◆ RECORD LIST:
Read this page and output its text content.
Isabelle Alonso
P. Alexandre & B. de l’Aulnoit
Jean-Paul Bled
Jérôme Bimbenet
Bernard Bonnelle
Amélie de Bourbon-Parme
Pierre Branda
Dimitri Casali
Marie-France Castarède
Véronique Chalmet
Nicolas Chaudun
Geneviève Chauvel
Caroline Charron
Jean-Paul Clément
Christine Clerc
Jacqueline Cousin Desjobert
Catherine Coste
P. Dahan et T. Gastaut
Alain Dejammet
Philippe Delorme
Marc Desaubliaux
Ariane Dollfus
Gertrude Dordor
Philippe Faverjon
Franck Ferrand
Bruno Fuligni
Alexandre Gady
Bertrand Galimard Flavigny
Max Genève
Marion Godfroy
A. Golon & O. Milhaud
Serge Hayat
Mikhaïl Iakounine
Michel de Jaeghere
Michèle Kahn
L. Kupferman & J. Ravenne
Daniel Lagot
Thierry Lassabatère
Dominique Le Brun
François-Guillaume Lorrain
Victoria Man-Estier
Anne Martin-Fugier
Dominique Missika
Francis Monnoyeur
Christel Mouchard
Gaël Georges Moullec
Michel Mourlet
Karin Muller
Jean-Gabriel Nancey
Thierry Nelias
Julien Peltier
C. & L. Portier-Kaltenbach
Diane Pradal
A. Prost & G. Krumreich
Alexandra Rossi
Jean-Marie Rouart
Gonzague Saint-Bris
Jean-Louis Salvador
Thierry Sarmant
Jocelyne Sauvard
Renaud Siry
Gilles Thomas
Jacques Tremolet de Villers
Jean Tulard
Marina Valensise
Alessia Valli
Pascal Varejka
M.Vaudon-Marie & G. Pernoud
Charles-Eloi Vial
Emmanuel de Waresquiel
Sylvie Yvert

◆ TASK DESCRIPTION: Reproduce every line above without error.

◆ RESPONSE FOR THIS EXERCISE:
Read this page and output its text content.
Isabelle Alonso
P. Alexandre & B. de l’Aulnoit
Jean-Paul Bled
Jérôme Bimbenet
Bernard Bonnelle
Amélie de Bourbon-Parme
Pierre Branda
Dimitri Casali
Marie-France Castarède
Véronique Chalmet
Nicolas Chaudun
Geneviève Chauvel
Caroline Charron
Jean-Paul Clément
Christine Clerc
Jacqueline Cousin Desjobert
Catherine Coste
P. Dahan et T. Gastaut
Alain Dejammet
Philippe Delorme
Marc Desaubliaux
Ariane Dollfus
Gertrude Dordor
Philippe Faverjon
Franck Ferrand
Bruno Fuligni
Alexandre Gady
Bertrand Galimard Flavigny
Max Genève
Marion Godfroy
A. Golon & O. Milhaud
Serge Hayat
Mikhaïl Iakounine
Michel de Jaeghere
Michèle Kahn
L. Kupferman & J. Ravenne
Daniel Lagot
Thierry Lassabatère
Dominique Le Brun
François-Guillaume Lorrain
Victoria Man-Estier
Anne Martin-Fugier
Dominique Missika
Francis Monnoyeur
Christel Mouchard
Gaël Georges Moullec
Michel Mourlet
Karin Muller
Jean-Gabriel Nancey
Thierry Nelias
Julien Peltier
C. & L. Portier-Kaltenbach
Diane Pradal
A. Prost & G. Krumreich
Alexandra Rossi
Jean-Marie Rouart
Gonzague Saint-Bris
Jean-Louis Salvador
Thierry Sarmant
Jocelyne Sauvard
Renaud Siry
Gilles Thomas
Jacques Tremolet de Villers
Jean Tulard
Marina Valensise
Alessia Valli
Pascal Varejka
M.Vaudon-Marie & G. Pernoud
Charles-Eloi Vial
Emmanuel de Waresquiel
Sylvie Yvert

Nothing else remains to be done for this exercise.